説明

誘電体バリア放電灯装置

【課題】誘電体バリア放電灯を配光不良を生じさせることなく、広い調光範囲で調光可能にする。
【解決手段】 山が大きい突部131a,132a相互間の間隔は狭く、山が小さい突部131b,132b相互間の距離は大きい。これにより、突部131b,132b相互間では突部131a,132a相互間よりも放電しにくい。ランプ電圧を低くすると、突部131a,132a相互間のみにおいて放電することになり、調光が可能である。この場合でも、突部131a,132aは、ガラスバルブ11aの長軸方向の全域に分散配置されており、配光不良が生じることはない。

【発明の詳細な説明】
【技術分野】
【0001】
本発明は、容量性を有する放電灯を点灯させる誘電体バリア放電灯装置に関する。
【背景技術】
【0002】
従来、複写機、スキャナー等の読み取り用光源として、外面電極蛍光ランプを採用することがある。外面電極蛍光ランプは、環境負荷が高い水銀を使用していない点、周囲温度による光量変化が少ない点、発熱が少ない点、蛍光体を選択することにより発光色を変えることができる点等の特徴を有する。
【0003】
外面電極蛍光ランプの点灯電圧は、高周波を発生するインバータ回路によって得られる。この場合において、インバータ回路を構成するプッシュプル回路の周波数を変化させることで、外面電極蛍光ランプの調光が可能である。
【0004】
更に、本件出願人は先に出願した特許文献1において、プッシュプル回路のスイッチングを負帰還制御する第1の制御手段、スイッチングの制御による高周波出力を変化させて調光する第2の制御手段及び外面電極蛍光ランプに印加される電圧ピーク値を制御する第3の制御手段を備えることにより、調光範囲を広げることを可能にした提案を行っている。

• [課題 a]:
リストの先頭行から"logo-check-icon — [546, 64, 586, 82]"を含む行までを、その行も含めて1行ずつ文字列にし、JSON配列として整形してください。空行は除きます。

• [処理対象データ]:
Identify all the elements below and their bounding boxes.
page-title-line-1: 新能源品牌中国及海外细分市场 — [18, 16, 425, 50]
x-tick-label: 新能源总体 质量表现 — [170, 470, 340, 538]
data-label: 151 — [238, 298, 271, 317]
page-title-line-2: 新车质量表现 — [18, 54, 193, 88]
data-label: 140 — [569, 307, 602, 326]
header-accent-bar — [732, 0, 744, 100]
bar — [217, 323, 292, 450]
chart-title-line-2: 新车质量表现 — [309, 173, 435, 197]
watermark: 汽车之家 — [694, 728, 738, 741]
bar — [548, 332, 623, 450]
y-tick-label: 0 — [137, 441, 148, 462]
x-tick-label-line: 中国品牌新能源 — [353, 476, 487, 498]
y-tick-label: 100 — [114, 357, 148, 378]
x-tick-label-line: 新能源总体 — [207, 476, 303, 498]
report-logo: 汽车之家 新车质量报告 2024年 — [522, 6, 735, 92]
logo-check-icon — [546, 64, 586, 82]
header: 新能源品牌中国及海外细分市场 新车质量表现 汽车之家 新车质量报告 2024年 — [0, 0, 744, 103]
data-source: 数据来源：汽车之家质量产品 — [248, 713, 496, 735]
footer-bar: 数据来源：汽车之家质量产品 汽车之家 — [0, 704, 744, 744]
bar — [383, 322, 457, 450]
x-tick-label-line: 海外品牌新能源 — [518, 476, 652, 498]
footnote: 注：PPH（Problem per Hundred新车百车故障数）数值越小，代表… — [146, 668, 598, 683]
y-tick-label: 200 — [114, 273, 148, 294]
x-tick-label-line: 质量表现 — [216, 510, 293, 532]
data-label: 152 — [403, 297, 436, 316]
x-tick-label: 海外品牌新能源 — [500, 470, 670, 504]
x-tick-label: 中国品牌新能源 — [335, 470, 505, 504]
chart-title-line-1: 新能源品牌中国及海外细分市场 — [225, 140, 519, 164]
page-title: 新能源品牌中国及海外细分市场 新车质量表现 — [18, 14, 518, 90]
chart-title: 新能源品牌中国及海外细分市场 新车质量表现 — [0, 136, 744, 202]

• [課題 b]:
誘電体バリア放電灯の文書について、次の問いに答えよ。
(i) 外面電極蛍光ランプは、どのような機器の読み取り用光源として採用されることがあるか。
(ii) 外面電極蛍光ランプの点灯電圧は、何によって得られるか。
(iii) 山が大きい突部131a,132a相互間の間隔は、広いか狭いか。

• [正解出力 a]:
[
  "Identify all the elements below and their bounding boxes.",
  "page-title-line-1: 新能源品牌中国及海外细分市场 — [18, 16, 425, 50]",
  "x-tick-label: 新能源总体 质量表现 — [170, 470, 340, 538]",
  "data-label: 151 — [238, 298, 271, 317]",
  "page-title-line-2: 新车质量表现 — [18, 54, 193, 88]",
  "data-label: 140 — [569, 307, 602, 326]",
  "header-accent-bar — [732, 0, 744, 100]",
  "bar — [217, 323, 292, 450]",
  "chart-title-line-2: 新车质量表现 — [309, 173, 435, 197]",
  "watermark: 汽车之家 — [694, 728, 738, 741]",
  "bar — [548, 332, 623, 450]",
  "y-tick-label: 0 — [137, 441, 148, 462]",
  "x-tick-label-line: 中国品牌新能源 — [353, 476, 487, 498]",
  "y-tick-label: 100 — [114, 357, 148, 378]",
  "x-tick-label-line: 新能源总体 — [207, 476, 303, 498]",
  "report-logo: 汽车之家 新车质量报告 2024年 — [522, 6, 735, 92]",
  "logo-check-icon — [546, 64, 586, 82]"
]

• [正解出力 b]:
(i) 複写機、スキャナー等
(ii) 高周波を発生するインバータ回路
(iii) 狭い